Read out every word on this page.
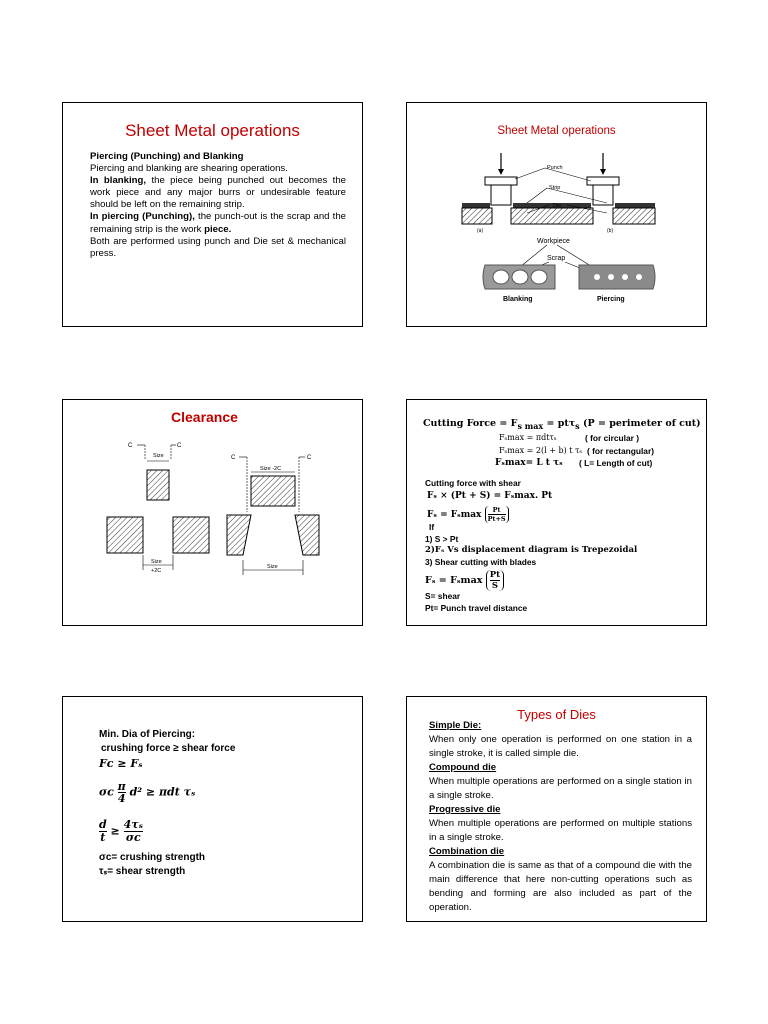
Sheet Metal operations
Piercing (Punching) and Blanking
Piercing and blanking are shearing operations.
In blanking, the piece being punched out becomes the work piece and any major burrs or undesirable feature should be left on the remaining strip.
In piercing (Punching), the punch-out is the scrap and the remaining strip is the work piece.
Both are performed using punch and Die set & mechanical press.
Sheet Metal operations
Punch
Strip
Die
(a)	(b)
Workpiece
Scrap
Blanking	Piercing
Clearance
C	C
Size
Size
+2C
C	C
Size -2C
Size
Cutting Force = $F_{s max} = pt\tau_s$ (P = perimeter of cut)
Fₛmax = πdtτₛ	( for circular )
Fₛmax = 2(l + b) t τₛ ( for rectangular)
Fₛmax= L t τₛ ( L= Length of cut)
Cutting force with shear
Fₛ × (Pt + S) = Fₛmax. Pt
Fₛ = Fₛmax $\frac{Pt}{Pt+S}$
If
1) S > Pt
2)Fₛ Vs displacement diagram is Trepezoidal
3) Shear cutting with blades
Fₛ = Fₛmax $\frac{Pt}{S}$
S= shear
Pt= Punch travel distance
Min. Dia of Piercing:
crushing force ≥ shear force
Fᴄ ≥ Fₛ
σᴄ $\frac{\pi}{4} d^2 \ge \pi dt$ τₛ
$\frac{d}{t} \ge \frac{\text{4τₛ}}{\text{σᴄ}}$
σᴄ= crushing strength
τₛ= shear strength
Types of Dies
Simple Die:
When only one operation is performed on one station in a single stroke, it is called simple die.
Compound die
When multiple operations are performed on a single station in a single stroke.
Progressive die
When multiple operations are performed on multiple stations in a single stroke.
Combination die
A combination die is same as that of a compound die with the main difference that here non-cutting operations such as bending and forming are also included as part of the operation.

###

**Written problem**
Count the lines that hold the string "single" and state that number alone.

**Reply**
3